*TASK DESCRIPTION:* Every line of the listing must be reproduced as it stands. Leave the images behind.

───── SUPPLIED DATA

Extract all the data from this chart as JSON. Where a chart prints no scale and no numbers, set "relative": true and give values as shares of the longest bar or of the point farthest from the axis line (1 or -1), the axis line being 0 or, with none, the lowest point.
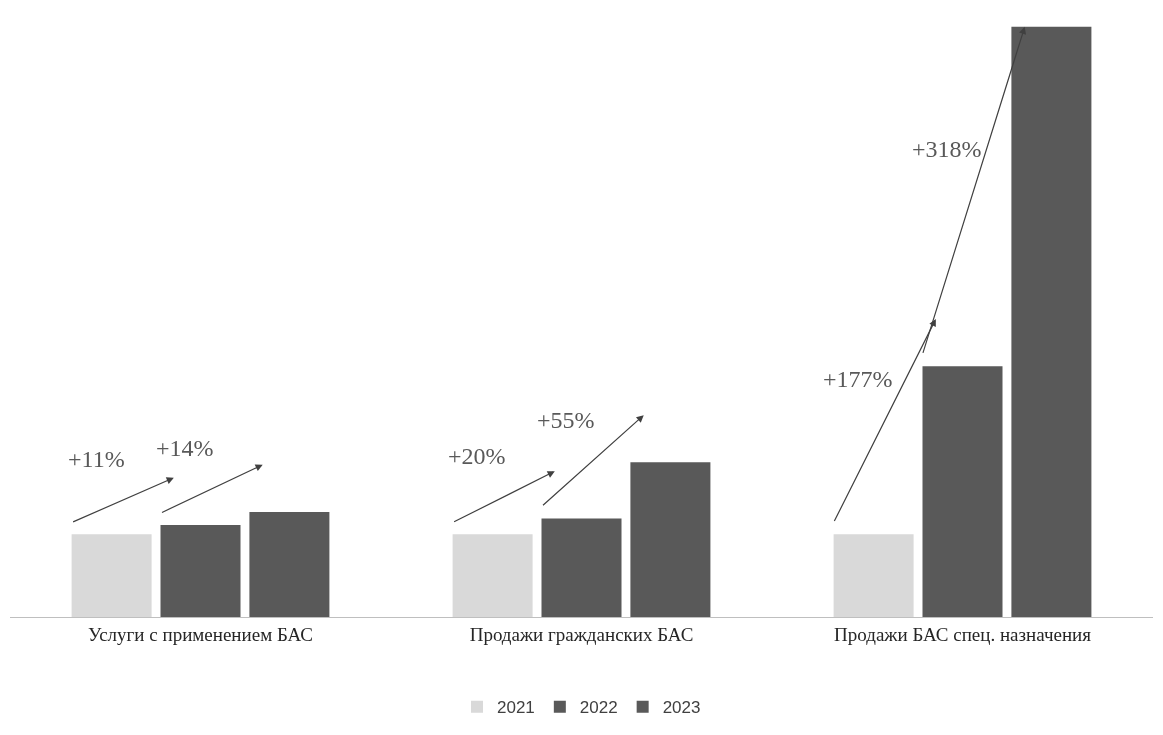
{
  "chart_data": {
    "type": "bar",
    "relative": true,
    "categories": [
      "Услуги с применением БАС",
      "Продажи гражданских БАС",
      "Продажи БАС спец. назначения"
    ],
    "series": [
      {
        "name": "2021",
        "color": "#d9d9d9",
        "values": [
          0.14,
          0.14,
          0.14
        ]
      },
      {
        "name": "2022",
        "color": "#595959",
        "values": [
          0.156,
          0.167,
          0.425
        ]
      },
      {
        "name": "2023",
        "color": "#595959",
        "values": [
          0.178,
          0.262,
          1.0
        ]
      }
    ],
    "annotations": [
      "+11%",
      "+14%",
      "+20%",
      "+55%",
      "+177%",
      "+318%"
    ],
    "legend": "bottom"
  }
}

──────────

*EXPECTED OUTPUT:*
Extract all the data from this chart as JSON. Where a chart prints no scale and no numbers, set "relative": true and give values as shares of the longest bar or of the point farthest from the axis line (1 or -1), the axis line being 0 or, with none, the lowest point.
{
  "chart_data": {
    "type": "bar",
    "relative": true,
    "categories": [
      "Услуги с применением БАС",
      "Продажи гражданских БАС",
      "Продажи БАС спец. назначения"
    ],
    "series": [
      {
        "name": "2021",
        "color": "#d9d9d9",
        "values": [
          0.14,
          0.14,
          0.14
        ]
      },
      {
        "name": "2022",
        "color": "#595959",
        "values": [
          0.156,
          0.167,
          0.425
        ]
      },
      {
        "name": "2023",
        "color": "#595959",
        "values": [
          0.178,
          0.262,
          1.0
        ]
      }
    ],
    "annotations": [
      "+11%",
      "+14%",
      "+20%",
      "+55%",
      "+177%",
      "+318%"
    ],
    "legend": "bottom"
  }
}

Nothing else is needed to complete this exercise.